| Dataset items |
= = =

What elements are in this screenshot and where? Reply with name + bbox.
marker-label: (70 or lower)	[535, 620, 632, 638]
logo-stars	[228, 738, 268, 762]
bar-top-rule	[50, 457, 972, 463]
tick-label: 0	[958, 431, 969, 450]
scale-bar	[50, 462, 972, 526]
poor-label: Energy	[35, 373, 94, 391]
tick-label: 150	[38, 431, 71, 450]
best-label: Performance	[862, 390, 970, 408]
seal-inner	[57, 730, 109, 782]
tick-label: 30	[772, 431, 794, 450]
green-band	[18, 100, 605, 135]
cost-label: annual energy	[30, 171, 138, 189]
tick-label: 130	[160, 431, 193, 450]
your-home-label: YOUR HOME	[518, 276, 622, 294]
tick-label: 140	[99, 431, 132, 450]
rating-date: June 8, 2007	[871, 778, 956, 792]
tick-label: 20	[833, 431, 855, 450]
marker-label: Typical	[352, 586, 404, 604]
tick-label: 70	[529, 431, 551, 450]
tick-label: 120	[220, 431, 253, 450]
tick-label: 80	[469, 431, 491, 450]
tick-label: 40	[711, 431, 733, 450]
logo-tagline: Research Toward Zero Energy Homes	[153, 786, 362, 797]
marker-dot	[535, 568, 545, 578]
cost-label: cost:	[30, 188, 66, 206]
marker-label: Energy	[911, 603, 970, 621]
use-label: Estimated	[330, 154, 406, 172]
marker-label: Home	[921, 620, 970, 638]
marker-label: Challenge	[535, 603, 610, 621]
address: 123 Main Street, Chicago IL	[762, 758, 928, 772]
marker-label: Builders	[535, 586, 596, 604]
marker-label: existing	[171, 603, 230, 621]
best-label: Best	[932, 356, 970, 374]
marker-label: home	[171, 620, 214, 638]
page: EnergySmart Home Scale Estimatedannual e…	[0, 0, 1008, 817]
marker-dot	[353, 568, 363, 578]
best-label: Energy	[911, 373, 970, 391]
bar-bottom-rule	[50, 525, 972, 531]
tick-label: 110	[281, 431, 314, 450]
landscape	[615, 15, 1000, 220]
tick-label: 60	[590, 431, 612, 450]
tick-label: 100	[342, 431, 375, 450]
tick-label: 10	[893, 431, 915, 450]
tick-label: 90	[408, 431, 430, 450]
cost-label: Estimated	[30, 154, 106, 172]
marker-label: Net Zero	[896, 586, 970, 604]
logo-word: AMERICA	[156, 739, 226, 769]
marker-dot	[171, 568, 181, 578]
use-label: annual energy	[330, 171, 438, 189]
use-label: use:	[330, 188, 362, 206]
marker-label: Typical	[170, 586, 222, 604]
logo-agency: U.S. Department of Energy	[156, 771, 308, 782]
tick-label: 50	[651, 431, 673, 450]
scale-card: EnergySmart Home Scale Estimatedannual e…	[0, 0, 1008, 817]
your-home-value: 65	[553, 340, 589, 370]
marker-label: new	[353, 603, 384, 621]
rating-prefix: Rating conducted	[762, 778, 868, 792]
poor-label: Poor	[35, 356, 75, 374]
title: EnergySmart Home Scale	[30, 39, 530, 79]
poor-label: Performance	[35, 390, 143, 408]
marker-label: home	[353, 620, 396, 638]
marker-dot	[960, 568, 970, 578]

= = =

| Your instructions |
Copy the items verbatim, from the first line through the line containing "462, 972, 526]", inclusive.

| Exercise output |
What elements are in this screenshot and where? Reply with name + bbox.
marker-label: (70 or lower)	[535, 620, 632, 638]
logo-stars	[228, 738, 268, 762]
bar-top-rule	[50, 457, 972, 463]
tick-label: 0	[958, 431, 969, 450]
scale-bar	[50, 462, 972, 526]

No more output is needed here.